* What this task involves *
From the entries below, tally how many lines contain "Series" and report only that figure.

* Given information *
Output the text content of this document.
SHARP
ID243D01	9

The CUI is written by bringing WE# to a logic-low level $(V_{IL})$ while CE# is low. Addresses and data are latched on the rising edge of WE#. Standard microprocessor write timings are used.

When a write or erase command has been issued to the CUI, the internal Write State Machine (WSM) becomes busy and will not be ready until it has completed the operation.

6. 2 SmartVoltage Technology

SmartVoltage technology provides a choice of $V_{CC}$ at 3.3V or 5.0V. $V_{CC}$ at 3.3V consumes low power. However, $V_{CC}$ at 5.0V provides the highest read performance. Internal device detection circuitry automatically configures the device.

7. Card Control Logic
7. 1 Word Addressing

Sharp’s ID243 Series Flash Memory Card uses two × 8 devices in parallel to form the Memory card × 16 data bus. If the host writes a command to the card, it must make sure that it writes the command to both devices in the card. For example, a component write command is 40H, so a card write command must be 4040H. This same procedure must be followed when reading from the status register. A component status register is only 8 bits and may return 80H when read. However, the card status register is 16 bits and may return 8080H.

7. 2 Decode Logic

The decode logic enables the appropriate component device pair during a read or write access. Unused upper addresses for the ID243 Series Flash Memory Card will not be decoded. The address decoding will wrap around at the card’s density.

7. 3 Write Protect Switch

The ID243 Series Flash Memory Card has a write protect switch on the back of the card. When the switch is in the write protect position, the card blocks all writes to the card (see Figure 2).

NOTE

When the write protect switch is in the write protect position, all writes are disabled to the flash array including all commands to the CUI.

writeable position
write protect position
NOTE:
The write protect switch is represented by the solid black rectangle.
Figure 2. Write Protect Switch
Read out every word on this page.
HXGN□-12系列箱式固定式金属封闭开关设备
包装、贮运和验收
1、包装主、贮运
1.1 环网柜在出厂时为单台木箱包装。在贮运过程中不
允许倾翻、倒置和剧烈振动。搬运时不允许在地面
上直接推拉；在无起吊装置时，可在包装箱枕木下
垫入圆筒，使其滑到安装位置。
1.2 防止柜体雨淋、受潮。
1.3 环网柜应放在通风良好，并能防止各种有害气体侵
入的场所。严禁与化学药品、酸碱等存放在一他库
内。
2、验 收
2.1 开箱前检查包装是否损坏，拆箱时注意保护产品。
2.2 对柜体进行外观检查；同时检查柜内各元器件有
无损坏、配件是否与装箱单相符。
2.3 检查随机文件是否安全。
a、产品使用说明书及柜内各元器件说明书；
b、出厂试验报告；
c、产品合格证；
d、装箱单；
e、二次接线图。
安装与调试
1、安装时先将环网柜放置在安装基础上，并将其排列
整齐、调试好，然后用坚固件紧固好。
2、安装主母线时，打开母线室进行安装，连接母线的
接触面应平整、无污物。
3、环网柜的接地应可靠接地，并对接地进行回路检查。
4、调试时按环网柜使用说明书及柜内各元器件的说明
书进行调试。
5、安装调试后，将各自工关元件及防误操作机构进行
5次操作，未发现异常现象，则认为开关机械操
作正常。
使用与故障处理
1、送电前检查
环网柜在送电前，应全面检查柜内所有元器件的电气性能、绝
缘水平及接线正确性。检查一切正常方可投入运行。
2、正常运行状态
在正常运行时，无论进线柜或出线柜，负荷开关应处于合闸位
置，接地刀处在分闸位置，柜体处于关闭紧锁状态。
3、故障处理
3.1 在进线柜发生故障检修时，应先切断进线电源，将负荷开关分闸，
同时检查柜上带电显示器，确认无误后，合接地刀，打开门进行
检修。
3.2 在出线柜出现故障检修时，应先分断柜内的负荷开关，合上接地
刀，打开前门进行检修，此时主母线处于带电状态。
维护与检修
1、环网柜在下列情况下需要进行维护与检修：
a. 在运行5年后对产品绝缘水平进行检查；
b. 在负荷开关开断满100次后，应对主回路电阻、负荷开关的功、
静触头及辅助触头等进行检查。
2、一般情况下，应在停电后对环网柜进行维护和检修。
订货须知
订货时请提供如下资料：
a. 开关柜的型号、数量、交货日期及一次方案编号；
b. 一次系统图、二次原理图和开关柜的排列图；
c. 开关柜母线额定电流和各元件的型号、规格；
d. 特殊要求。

* Result of this exercise *
3